▶ _Aim of the exercise_
An exact reproduction of the records is required, with all images left out.

* begin Supplied material *

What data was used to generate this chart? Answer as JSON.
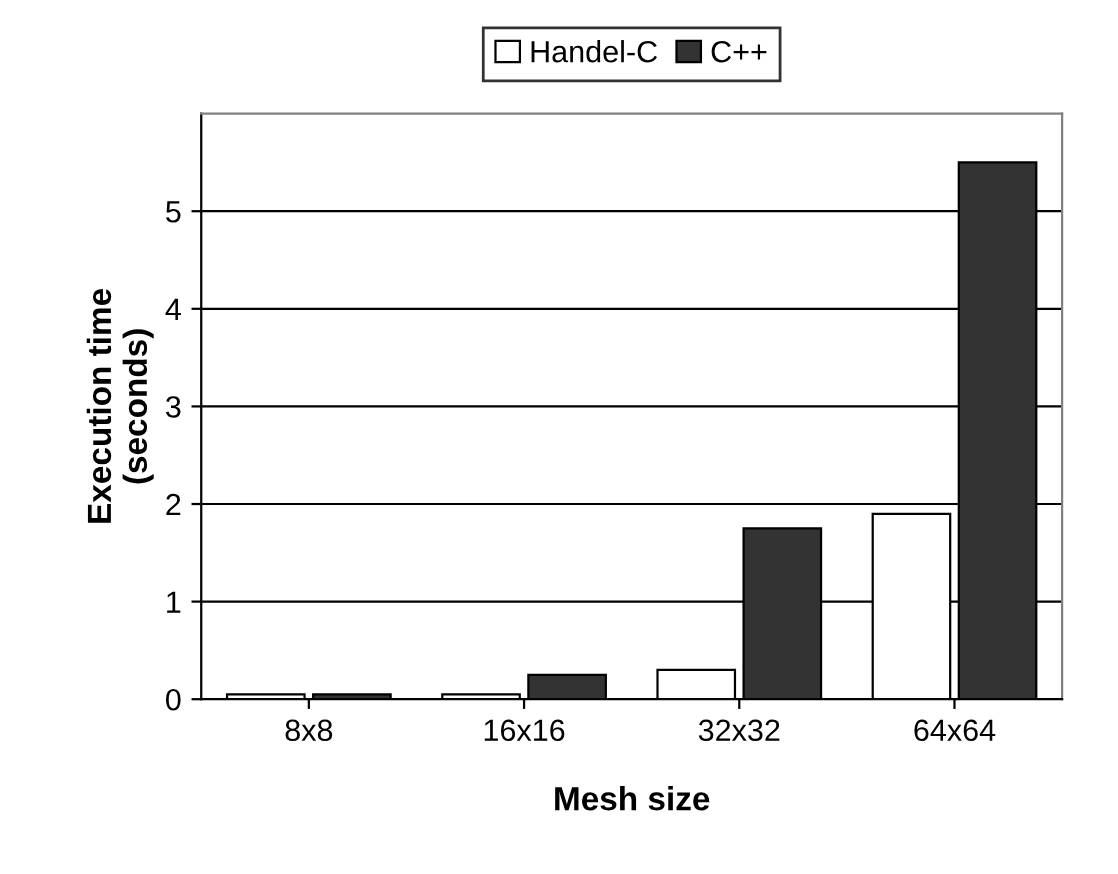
{
  "chart_data": {
    "type": "bar",
    "xlabel": "Mesh size",
    "ylabel": "Execution time\n(seconds)",
    "categories": [
      "8x8",
      "16x16",
      "32x32",
      "64x64"
    ],
    "series": [
      {
        "name": "Handel-C",
        "color": "#ffffff",
        "values": [
          0.05,
          0.05,
          0.3,
          1.9
        ]
      },
      {
        "name": "C++",
        "color": "#333333",
        "values": [
          0.05,
          0.25,
          1.75,
          5.5
        ]
      }
    ],
    "ylim": [
      0,
      6
    ],
    "yticks": [
      0,
      1,
      2,
      3,
      4,
      5
    ],
    "grid": "y",
    "legend": "top"
  }
}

* end Supplied material *

▶ _Complete output_
What data was used to generate this chart? Answer as JSON.
{
  "chart_data": {
    "type": "bar",
    "xlabel": "Mesh size",
    "ylabel": "Execution time\n(seconds)",
    "categories": [
      "8x8",
      "16x16",
      "32x32",
      "64x64"
    ],
    "series": [
      {
        "name": "Handel-C",
        "color": "#ffffff",
        "values": [
          0.05,
          0.05,
          0.3,
          1.9
        ]
      },
      {
        "name": "C++",
        "color": "#333333",
        "values": [
          0.05,
          0.25,
          1.75,
          5.5
        ]
      }
    ],
    "ylim": [
      0,
      6
    ],
    "yticks": [
      0,
      1,
      2,
      3,
      4,
      5
    ],
    "grid": "y",
    "legend": "top"
  }
}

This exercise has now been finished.